Dataset items:
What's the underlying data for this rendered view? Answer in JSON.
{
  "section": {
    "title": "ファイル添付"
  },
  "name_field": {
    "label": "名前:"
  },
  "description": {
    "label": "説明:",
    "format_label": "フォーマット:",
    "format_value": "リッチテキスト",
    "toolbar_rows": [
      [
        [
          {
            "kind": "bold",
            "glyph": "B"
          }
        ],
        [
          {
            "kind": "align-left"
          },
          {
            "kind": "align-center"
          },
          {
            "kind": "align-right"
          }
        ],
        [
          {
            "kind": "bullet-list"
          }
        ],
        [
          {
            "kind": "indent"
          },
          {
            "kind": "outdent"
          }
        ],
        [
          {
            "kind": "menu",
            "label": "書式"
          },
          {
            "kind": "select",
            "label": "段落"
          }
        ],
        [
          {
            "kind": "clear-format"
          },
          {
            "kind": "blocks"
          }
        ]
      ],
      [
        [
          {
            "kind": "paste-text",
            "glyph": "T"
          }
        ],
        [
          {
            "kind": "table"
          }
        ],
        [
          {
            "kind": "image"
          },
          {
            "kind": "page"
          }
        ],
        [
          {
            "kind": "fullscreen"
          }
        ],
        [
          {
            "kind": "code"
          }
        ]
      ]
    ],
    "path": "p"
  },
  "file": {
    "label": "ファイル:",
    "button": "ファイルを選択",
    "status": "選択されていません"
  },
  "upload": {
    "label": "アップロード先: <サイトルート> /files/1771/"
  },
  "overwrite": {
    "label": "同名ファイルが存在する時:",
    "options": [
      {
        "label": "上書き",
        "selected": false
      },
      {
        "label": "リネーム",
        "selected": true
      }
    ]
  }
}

- _PROBLEM TO SOLVE_:
Extract the complete listing above, reproducing each line exactly.

- _EXERCISE RESULT_:
What's the underlying data for this rendered view? Answer in JSON.
{
  "section": {
    "title": "ファイル添付"
  },
  "name_field": {
    "label": "名前:"
  },
  "description": {
    "label": "説明:",
    "format_label": "フォーマット:",
    "format_value": "リッチテキスト",
    "toolbar_rows": [
      [
        [
          {
            "kind": "bold",
            "glyph": "B"
          }
        ],
        [
          {
            "kind": "align-left"
          },
          {
            "kind": "align-center"
          },
          {
            "kind": "align-right"
          }
        ],
        [
          {
            "kind": "bullet-list"
          }
        ],
        [
          {
            "kind": "indent"
          },
          {
            "kind": "outdent"
          }
        ],
        [
          {
            "kind": "menu",
            "label": "書式"
          },
          {
            "kind": "select",
            "label": "段落"
          }
        ],
        [
          {
            "kind": "clear-format"
          },
          {
            "kind": "blocks"
          }
        ]
      ],
      [
        [
          {
            "kind": "paste-text",
            "glyph": "T"
          }
        ],
        [
          {
            "kind": "table"
          }
        ],
        [
          {
            "kind": "image"
          },
          {
            "kind": "page"
          }
        ],
        [
          {
            "kind": "fullscreen"
          }
        ],
        [
          {
            "kind": "code"
          }
        ]
      ]
    ],
    "path": "p"
  },
  "file": {
    "label": "ファイル:",
    "button": "ファイルを選択",
    "status": "選択されていません"
  },
  "upload": {
    "label": "アップロード先: <サイトルート> /files/1771/"
  },
  "overwrite": {
    "label": "同名ファイルが存在する時:",
    "options": [
      {
        "label": "上書き",
        "selected": false
      },
      {
        "label": "リネーム",
        "selected": true
      }
    ]
  }
}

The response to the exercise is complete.